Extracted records
■ ■ ■ ■

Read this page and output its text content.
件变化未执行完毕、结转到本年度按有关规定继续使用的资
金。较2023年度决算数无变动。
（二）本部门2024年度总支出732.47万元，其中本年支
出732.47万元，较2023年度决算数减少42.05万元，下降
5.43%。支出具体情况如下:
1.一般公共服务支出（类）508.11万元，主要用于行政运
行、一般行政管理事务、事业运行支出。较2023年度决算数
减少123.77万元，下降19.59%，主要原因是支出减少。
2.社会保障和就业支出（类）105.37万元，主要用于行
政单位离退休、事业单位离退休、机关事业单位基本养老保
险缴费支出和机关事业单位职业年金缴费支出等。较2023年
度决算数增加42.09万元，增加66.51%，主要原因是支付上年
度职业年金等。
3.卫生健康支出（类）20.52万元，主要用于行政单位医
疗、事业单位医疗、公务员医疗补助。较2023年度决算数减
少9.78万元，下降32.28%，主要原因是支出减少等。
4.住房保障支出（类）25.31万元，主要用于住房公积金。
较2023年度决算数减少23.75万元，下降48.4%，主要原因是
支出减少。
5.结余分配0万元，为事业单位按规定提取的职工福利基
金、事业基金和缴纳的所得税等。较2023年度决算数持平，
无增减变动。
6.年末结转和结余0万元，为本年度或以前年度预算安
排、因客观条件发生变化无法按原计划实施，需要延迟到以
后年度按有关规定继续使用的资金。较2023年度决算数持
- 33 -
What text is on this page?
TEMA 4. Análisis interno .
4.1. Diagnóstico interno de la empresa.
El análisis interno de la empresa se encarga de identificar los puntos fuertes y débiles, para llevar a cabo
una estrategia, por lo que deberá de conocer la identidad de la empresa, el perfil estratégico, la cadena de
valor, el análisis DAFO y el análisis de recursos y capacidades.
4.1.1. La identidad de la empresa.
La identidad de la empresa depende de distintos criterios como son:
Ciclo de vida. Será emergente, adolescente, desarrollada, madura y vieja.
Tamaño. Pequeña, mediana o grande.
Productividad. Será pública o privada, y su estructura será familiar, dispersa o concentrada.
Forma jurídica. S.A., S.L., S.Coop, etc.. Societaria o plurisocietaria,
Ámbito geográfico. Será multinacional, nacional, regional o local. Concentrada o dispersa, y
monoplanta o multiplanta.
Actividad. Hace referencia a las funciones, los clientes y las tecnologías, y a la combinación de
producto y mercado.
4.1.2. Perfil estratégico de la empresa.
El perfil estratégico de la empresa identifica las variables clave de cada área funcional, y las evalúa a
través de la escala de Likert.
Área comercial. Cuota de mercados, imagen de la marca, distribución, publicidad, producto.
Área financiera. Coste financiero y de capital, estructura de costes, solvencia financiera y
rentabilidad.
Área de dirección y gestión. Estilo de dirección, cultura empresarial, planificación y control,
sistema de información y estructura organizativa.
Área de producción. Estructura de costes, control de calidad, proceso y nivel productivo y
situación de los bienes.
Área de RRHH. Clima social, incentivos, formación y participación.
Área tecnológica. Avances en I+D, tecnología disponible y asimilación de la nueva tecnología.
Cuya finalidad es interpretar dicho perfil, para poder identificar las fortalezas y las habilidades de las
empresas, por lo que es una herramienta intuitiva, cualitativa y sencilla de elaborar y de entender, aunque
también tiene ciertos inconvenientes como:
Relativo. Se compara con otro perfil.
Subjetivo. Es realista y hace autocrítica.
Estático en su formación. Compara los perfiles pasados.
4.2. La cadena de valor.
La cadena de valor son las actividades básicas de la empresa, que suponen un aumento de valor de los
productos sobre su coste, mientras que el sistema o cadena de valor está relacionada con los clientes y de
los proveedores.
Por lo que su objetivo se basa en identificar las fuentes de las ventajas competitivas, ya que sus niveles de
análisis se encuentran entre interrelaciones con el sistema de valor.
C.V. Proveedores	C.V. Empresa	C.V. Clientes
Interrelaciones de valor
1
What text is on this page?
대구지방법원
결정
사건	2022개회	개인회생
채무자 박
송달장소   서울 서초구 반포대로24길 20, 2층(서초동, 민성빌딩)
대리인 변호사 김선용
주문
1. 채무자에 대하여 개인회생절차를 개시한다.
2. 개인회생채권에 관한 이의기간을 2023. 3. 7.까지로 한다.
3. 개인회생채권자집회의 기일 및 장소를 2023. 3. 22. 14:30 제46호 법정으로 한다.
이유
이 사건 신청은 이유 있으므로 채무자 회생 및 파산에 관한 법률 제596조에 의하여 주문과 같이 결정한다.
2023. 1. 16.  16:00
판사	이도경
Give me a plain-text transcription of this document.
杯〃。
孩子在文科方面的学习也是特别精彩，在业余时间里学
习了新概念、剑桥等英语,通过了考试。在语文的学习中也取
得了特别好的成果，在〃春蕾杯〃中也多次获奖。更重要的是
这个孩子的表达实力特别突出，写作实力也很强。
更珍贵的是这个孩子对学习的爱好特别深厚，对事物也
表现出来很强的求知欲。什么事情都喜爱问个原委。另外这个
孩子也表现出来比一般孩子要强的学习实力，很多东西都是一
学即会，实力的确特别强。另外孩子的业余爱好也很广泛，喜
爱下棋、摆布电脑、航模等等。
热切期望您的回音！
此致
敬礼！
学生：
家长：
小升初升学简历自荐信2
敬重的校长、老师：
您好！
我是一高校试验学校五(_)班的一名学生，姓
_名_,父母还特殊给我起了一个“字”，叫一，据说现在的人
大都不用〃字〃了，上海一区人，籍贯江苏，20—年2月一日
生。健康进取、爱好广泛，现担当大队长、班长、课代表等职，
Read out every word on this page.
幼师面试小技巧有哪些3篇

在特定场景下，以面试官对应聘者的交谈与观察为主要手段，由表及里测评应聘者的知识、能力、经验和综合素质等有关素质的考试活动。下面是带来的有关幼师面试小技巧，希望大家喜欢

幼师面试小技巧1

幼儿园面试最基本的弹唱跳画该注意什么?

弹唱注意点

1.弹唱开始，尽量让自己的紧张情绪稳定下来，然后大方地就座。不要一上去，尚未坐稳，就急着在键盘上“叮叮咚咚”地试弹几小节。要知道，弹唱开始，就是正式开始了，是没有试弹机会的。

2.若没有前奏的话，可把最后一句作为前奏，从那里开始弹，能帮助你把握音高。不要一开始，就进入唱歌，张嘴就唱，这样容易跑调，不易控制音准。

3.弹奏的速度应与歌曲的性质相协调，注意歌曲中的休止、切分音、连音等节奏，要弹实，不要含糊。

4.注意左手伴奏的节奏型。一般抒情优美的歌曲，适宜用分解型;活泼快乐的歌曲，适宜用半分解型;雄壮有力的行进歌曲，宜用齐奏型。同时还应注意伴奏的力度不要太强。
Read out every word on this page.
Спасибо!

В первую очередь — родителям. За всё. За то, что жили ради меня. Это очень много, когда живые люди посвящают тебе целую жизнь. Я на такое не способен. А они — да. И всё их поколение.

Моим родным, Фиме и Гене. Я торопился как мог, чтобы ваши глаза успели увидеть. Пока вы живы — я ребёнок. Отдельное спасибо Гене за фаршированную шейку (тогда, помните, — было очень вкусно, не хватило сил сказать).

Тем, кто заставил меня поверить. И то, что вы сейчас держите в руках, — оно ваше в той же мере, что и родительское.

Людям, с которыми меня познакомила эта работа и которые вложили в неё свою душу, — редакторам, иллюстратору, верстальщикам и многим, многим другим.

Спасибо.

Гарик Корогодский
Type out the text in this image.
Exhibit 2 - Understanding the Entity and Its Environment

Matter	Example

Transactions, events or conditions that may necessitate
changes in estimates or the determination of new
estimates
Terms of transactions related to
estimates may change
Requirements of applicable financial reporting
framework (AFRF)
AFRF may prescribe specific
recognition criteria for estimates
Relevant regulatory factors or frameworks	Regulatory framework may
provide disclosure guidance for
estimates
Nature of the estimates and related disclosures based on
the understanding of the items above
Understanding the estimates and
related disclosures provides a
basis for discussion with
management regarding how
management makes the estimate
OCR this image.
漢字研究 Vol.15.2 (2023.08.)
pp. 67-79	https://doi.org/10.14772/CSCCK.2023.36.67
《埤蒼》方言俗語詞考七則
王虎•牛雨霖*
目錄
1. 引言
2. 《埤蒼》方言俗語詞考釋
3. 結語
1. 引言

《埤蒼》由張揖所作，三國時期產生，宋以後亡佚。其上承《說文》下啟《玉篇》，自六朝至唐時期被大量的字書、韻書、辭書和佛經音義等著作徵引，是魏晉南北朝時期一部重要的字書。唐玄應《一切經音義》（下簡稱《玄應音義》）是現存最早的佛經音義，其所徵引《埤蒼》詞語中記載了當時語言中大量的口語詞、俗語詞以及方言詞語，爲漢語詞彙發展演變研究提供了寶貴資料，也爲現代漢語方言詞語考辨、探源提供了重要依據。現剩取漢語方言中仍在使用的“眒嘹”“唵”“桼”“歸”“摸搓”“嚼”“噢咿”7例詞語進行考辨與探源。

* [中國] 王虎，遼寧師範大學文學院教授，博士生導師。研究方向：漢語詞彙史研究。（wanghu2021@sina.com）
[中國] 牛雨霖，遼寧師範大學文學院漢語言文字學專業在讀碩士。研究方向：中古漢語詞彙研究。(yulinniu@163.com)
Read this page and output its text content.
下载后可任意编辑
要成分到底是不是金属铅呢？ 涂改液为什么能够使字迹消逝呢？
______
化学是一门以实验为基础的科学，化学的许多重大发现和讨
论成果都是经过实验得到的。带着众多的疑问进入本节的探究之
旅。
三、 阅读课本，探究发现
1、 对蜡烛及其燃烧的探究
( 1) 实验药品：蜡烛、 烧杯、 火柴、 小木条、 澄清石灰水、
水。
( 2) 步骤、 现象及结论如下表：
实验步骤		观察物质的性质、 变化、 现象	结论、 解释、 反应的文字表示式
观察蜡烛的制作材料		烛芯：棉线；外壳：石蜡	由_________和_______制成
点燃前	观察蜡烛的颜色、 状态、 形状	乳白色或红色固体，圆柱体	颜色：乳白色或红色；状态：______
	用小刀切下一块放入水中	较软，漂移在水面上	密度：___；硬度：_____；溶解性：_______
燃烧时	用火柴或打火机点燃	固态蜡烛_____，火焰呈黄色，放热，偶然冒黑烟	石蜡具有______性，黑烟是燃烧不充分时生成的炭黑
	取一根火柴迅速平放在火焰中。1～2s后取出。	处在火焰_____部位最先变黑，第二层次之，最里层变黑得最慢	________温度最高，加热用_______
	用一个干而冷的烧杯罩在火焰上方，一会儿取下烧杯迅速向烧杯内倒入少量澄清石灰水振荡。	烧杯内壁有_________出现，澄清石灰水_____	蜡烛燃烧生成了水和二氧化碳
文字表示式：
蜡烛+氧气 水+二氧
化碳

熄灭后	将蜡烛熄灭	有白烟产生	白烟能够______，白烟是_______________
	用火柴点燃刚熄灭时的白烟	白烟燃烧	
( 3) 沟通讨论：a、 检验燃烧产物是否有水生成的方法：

■ ■ ■ ■

**Exercise details**
Collect every line with the string "研究方向" from the records, and copy each.

**Right answer**
* [中國] 王虎，遼寧師範大學文學院教授，博士生導師。研究方向：漢語詞彙史研究。（wanghu2021@sina.com）
[中國] 牛雨霖，遼寧師範大學文學院漢語言文字學專業在讀碩士。研究方向：中古漢語詞彙研究。(yulinniu@163.com)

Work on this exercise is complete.